- **What is expected**
Which lines have the string "Департамент"? Copy all of them from the entries below.

- **Data for this exercise**

☆ ☆ ☆ ☆ ☆

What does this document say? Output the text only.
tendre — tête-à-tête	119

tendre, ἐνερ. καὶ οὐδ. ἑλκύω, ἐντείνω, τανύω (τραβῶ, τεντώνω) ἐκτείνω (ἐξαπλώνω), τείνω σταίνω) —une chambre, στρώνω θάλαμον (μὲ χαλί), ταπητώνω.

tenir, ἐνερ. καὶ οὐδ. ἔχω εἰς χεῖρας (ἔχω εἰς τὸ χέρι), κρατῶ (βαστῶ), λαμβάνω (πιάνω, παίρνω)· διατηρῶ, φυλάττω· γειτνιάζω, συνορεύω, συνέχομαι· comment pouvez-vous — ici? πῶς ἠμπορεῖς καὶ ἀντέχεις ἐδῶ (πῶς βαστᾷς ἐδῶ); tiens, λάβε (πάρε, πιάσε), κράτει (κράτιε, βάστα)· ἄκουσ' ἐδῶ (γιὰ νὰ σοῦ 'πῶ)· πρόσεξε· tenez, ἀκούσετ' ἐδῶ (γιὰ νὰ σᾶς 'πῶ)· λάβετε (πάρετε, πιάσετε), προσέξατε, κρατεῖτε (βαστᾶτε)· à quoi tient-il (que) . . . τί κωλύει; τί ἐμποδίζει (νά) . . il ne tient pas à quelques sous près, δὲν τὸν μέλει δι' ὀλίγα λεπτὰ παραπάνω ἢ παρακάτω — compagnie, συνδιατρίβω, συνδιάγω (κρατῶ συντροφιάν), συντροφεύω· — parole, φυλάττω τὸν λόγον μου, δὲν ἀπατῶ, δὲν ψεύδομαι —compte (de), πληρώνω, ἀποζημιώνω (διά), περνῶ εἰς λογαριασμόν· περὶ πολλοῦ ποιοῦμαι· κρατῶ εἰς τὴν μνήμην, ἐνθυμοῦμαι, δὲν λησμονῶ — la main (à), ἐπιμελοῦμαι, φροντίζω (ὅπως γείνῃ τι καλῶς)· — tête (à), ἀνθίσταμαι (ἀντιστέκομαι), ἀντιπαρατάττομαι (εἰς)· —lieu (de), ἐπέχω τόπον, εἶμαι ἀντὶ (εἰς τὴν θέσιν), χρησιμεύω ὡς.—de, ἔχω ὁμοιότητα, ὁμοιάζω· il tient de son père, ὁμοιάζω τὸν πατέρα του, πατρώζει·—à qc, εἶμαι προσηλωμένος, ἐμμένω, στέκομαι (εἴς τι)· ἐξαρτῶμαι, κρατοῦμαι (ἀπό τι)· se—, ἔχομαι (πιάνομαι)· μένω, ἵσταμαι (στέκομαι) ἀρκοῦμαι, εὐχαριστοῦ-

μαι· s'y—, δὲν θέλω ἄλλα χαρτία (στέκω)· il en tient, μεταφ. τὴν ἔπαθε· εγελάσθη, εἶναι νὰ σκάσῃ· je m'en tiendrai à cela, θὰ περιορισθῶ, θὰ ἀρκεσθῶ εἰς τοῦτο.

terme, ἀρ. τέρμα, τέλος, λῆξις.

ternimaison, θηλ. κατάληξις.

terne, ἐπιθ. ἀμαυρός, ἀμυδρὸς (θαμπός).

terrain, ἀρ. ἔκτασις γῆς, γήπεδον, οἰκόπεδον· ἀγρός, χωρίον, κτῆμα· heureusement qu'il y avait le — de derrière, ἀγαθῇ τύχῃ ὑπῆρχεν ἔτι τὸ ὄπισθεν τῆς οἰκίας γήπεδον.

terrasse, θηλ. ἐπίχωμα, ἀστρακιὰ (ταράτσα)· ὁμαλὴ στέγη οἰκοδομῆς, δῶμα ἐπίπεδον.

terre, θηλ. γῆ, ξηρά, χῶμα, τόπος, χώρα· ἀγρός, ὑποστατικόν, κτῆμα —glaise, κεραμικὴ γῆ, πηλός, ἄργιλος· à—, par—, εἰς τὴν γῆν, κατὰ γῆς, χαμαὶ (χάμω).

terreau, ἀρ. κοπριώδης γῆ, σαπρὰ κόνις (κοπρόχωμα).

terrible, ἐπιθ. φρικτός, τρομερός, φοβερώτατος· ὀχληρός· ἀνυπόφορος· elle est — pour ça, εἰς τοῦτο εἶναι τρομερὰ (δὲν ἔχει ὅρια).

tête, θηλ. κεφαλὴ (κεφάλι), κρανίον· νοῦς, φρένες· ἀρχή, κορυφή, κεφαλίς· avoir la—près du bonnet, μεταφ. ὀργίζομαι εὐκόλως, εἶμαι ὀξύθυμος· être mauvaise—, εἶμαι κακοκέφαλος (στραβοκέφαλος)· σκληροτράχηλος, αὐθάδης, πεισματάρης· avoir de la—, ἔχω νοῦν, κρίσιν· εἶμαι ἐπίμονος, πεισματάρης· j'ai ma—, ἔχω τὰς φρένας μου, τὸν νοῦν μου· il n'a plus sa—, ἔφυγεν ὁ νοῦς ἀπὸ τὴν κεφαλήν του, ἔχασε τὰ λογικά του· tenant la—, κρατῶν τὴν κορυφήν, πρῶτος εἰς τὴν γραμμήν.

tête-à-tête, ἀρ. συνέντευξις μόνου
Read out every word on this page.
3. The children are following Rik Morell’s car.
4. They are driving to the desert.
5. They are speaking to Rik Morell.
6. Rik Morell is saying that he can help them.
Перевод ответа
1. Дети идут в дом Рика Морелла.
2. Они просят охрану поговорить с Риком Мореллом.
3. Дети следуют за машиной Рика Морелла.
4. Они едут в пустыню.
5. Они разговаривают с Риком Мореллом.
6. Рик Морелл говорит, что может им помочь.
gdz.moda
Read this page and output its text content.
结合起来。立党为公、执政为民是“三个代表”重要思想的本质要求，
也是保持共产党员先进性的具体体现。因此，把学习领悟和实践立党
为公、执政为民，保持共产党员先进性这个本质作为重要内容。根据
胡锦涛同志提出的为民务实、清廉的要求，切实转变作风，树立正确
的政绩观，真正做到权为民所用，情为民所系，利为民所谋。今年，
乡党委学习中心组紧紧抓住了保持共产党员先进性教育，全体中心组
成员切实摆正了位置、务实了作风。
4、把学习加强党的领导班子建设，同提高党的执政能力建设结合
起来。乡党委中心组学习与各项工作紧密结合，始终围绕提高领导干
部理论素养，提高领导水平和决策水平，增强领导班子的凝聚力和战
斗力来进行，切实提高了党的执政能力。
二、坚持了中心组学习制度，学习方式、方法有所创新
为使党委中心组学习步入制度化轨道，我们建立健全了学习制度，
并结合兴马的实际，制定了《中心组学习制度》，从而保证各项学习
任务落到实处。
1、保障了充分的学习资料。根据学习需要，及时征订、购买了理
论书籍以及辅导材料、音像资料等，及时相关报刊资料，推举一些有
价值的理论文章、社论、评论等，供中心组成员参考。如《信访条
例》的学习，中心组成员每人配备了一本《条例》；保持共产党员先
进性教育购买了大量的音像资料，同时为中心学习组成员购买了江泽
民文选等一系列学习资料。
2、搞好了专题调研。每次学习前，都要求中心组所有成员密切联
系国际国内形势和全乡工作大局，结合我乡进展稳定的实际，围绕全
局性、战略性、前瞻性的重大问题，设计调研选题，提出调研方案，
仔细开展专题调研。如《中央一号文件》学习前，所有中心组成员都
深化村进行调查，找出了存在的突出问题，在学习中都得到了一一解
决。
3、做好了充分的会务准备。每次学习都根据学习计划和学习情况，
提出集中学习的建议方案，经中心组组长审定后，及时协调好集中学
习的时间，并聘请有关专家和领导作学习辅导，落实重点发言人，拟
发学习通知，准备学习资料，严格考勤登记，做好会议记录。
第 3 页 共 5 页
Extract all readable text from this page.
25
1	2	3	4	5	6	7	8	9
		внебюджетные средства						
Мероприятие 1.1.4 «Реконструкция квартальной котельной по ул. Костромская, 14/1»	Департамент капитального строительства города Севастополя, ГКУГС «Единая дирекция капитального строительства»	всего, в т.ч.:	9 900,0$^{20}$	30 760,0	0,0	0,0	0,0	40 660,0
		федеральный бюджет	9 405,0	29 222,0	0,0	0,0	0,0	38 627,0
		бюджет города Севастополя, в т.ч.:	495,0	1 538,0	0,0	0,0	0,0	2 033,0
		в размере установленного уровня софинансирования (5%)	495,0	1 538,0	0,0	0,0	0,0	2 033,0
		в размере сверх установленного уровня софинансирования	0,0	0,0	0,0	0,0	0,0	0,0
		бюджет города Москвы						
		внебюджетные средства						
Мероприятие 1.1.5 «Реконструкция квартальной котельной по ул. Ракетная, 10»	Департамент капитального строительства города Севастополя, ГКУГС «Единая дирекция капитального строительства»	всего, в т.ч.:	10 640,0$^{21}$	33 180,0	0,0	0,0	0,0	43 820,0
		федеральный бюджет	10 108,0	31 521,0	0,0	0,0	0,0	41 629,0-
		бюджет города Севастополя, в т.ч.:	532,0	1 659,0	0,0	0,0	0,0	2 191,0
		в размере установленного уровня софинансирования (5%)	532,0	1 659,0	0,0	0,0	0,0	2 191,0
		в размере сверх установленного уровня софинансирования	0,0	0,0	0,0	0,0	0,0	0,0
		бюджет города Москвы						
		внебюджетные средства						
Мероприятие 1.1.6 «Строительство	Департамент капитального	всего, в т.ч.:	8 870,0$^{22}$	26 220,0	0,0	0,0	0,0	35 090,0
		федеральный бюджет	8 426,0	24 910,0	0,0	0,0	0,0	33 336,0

☆ ☆ ☆ ☆ ☆

- **Solution to the exercise**
Мероприятие 1.1.4 «Реконструкция квартальной котельной по ул. Костромская, 14/1»	Департамент капитального строительства города Севастополя, ГКУГС «Единая дирекция капитального строительства»	всего, в т.ч.:	9 900,0$^{20}$	30 760,0	0,0	0,0	0,0	40 660,0
Мероприятие 1.1.5 «Реконструкция квартальной котельной по ул. Ракетная, 10»	Департамент капитального строительства города Севастополя, ГКУГС «Единая дирекция капитального строительства»	всего, в т.ч.:	10 640,0$^{21}$	33 180,0	0,0	0,0	0,0	43 820,0
Мероприятие 1.1.6 «Строительство	Департамент капитального	всего, в т.ч.:	8 870,0$^{22}$	26 220,0	0,0	0,0	0,0	35 090,0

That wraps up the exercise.